* **PROBLEM REQUIREMENTS**:
Find the string "Finland" and gather every line that holds it.

--- begin MATERIALS PROVIDED ---

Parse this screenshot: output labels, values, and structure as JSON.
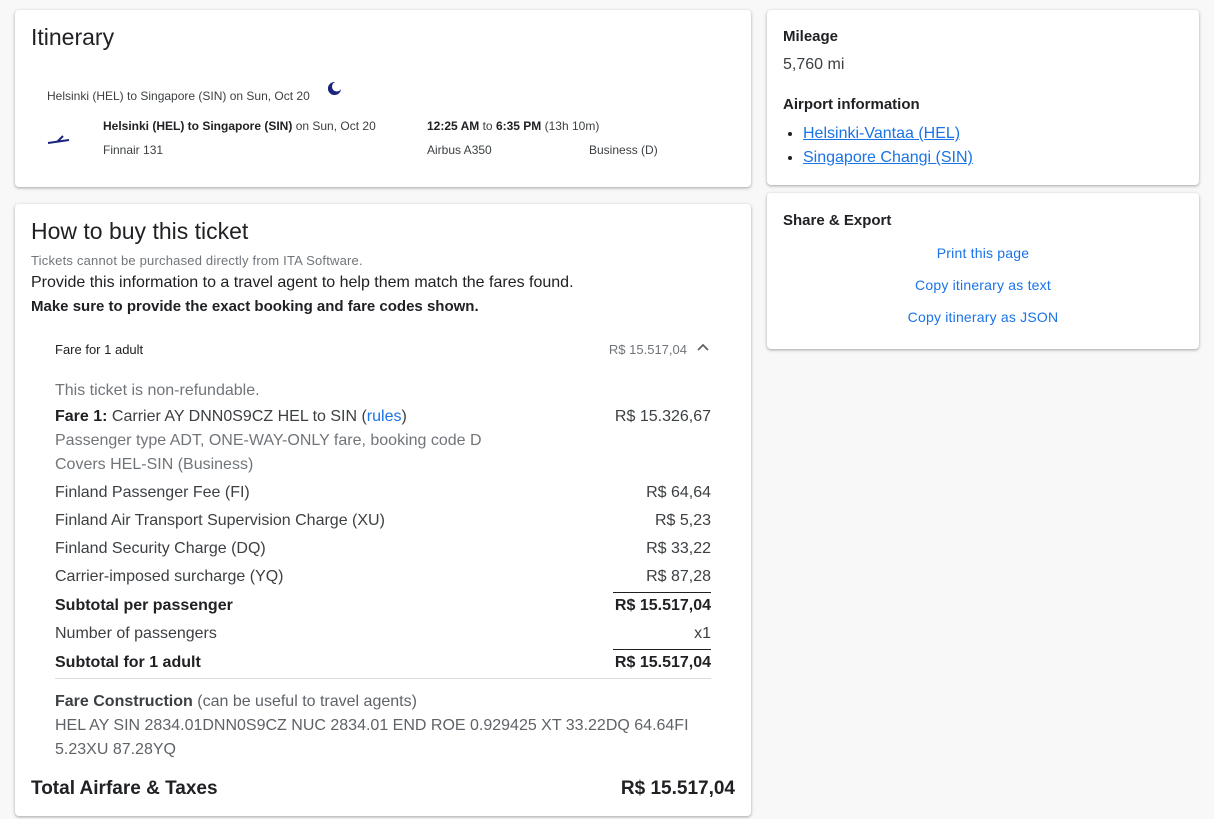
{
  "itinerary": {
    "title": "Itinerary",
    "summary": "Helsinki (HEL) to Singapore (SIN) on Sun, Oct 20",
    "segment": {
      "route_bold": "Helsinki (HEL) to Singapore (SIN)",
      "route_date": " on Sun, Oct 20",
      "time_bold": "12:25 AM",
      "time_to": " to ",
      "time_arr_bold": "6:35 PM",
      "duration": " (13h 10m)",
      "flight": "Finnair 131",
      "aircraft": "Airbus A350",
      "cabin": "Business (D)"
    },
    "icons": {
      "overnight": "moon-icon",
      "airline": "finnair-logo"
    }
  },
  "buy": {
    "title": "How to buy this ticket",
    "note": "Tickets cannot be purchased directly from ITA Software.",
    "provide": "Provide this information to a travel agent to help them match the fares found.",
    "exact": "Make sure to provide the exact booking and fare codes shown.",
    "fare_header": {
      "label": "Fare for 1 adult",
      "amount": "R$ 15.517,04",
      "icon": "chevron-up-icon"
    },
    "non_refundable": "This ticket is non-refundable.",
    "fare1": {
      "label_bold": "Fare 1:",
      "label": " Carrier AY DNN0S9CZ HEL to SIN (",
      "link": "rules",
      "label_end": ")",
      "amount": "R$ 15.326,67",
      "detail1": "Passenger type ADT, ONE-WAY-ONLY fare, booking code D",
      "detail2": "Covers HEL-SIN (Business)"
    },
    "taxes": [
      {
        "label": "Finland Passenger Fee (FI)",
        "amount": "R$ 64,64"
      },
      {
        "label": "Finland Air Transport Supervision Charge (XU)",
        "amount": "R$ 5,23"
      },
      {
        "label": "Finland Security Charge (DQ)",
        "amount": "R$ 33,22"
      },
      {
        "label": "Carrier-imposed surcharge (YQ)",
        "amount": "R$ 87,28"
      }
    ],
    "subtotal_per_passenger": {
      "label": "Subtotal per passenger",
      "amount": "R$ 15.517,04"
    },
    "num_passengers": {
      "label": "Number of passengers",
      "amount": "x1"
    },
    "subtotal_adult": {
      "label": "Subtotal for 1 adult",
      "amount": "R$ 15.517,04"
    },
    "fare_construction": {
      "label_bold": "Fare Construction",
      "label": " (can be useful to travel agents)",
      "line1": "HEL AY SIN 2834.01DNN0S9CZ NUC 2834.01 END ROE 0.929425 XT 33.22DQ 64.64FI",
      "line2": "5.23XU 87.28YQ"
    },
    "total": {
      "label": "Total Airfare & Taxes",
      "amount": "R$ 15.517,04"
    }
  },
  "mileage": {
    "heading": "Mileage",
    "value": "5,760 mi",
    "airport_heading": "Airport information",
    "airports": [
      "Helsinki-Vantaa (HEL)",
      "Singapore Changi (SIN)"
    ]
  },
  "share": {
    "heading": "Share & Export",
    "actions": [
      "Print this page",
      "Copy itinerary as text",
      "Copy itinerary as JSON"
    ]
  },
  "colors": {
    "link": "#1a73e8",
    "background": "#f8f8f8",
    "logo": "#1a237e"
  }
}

--- end MATERIALS PROVIDED ---

* **TASK OUTPUT**:
        "label": "Finland Passenger Fee (FI)",
        "label": "Finland Air Transport Supervision Charge (XU)",
        "label": "Finland Security Charge (DQ)",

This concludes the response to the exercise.